### Problem statement
Lift out all lines below that contain "Cash".

--- Start Information shown ---

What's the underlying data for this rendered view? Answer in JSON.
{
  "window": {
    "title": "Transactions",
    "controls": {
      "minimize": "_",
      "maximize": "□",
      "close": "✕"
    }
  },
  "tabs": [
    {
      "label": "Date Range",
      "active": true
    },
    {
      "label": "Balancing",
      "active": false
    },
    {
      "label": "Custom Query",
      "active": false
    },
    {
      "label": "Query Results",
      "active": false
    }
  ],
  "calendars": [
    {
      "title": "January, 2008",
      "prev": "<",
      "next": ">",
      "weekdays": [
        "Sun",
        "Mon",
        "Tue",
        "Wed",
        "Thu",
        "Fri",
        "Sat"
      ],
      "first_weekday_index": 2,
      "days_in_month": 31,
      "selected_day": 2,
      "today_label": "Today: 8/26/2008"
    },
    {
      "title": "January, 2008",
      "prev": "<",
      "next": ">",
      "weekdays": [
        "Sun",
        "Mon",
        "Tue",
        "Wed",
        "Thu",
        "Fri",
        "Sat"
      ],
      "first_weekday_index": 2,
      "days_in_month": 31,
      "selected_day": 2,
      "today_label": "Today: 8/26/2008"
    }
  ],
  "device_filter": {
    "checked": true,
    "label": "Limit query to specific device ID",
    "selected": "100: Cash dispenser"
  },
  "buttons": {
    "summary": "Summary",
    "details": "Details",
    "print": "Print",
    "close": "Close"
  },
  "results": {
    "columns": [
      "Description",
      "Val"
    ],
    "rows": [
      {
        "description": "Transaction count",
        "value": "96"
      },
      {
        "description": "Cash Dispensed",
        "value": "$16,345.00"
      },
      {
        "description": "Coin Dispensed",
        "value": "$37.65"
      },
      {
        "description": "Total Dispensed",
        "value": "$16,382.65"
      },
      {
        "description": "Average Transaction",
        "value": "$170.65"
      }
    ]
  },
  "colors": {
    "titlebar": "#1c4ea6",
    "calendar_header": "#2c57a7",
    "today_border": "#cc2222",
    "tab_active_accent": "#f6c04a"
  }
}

--- End Information shown ---

### Full solution
    "selected": "100: Cash dispenser"
        "description": "Cash Dispensed",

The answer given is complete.